◆ Source document ◆
Re: bazel and external/

2022-03-17 Thread Sean Owen
I sympathize, but might be less change to just rename the dir. There is
more in there like the avro reader; it's kind of miscellaneous. I think we
might want fewer rather than more top level dirs.

On Thu, Mar 17, 2022 at 7:33 PM Jungtaek Lim 
wrote:

> We seem to just focus on how to avoid the conflict with the name
> "external" used in bazel. Since we consider the possibility of renaming,
> why not revisit the modules "external" contains?
>
> Looks like kinds of the modules external directory contains are 1) Docker
> 2) Connectors 3) Sink on Dropwizard metrics (only ganglia here, and it
> seems to be just that Ganglia is LGPL)
>
> Would it make sense if each kind deserves a top directory? We can probably
> give better generalized names, and as a side-effect we will no longer have
> "external".
>
> On Fri, Mar 18, 2022 at 5:45 AM Dongjoon Hyun 
> wrote:
>
>> Thank you for posting this, Alkis.
>>
>> Before the question (1) and (2), I'm curious if the Apache Spark
>> community has other downstreams using Bazel.
>>
>> To All. If there are some Bazel users with Apache Spark code, could you
>> share your practice? If you are using renaming, what is your renamed
>> directory name?
>>
>> Dongjoon.
>>
>>
>> On Thu, Mar 17, 2022 at 11:56 AM Alkis Evlogimenos
>>  wrote:
>>
>>> AFAIK there is not. `external` has been baked in bazel since the
>>> beginning and there is no plan from bazel devs to attempt to fix this
>>> 
>>> .

◆ Collected data ◆

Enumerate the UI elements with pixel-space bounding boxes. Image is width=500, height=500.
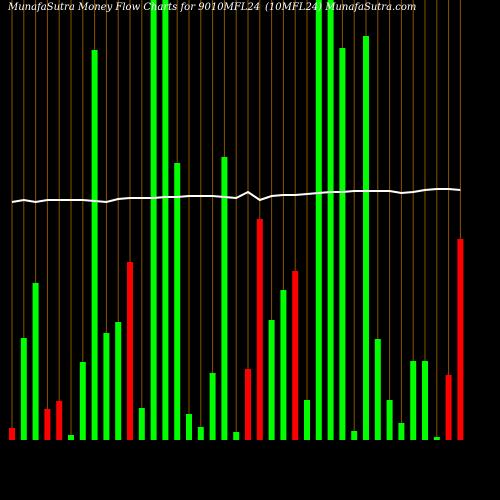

◆ The problem ◆
Can you carry on the mailing-list thread about Bazel and Spark's "external" directory, picking up after its final line?

◆ Final answer ◆
>>>
>>> On Thu, Mar 17, 2022 at 7:52 PM Sean Owen  wrote:
>>>
 Just checking - there is no way to tell bazel to look somewhere else
 for whatever 'external' means to it?
 It's a kinda big ugly change but it's not a functional change. If
 anything it might break some downstream builds that rely on the current
 structure too. But such is life for developers? I don't have a strong
 reason we can't.

 On Thu, Mar 17, 2022 at 1:47 PM Alkis Evlogimenos
  wrote:

> Hi Spark devs.
>
> The Apache Spark repo has a top level external/ directory. This is a
> reserved name for the bazel build system and it causes all sorts of
> problems: some can be worked around and some cannot (for some details on
> one that cannot see
> https://github.com/hedronvision/bazel-compile-commands-extractor/issues/30
> ).
>
> Some forks of Apache Spark use bazel as a build system. It would be
> nice if we can make this change in Apache Spark without resorting to
> complex renames/merges whenever changes are pulled from upstream.
>
> As such I proposed to rename external/ directory to want to rename the
> external/ directory to something else [SPARK-38569
> ]. I also sent a
> tentative [PR-35874 ]
> that renames external/ to vendor/.
>
> My questions to you are:
> 1. Are there any objections to renaming external to X?
> 2. Is vendor a good new name for external?
>
> Cheers,
>



Re: bazel and external/

2022-03-17 Thread Jungtaek Lim
We seem to just focus on how to avoid the conflict with the name "external"
used in bazel. Since we consider the possibility of renaming, why not
revisit the modules "external" contains?

Looks like kinds of the modules external directory contains are 1) Docker
2) Connectors 3) Sink on Dropwizard metrics (only ganglia here, and it
seems to be just that Ganglia is LGPL)

Would it make sense if each kind deserves a top directory? We can probably
give better generalized names, and as a side-effect we will no longer have
"external".

On Fri, Mar 18, 2022 at 5:45 AM Dongjoon Hyun 
wrote:

> Thank you for posting this, Alkis.
>
> Before the question (1) and (2), I'm curious if the Apache Spark community
> has other downstreams using Bazel.
>
> To All. If there are some Bazel users with Apache Spark code, could you
> share your practice? If you are using renaming, what is your renamed
> directory name?
>
> Dongjoon.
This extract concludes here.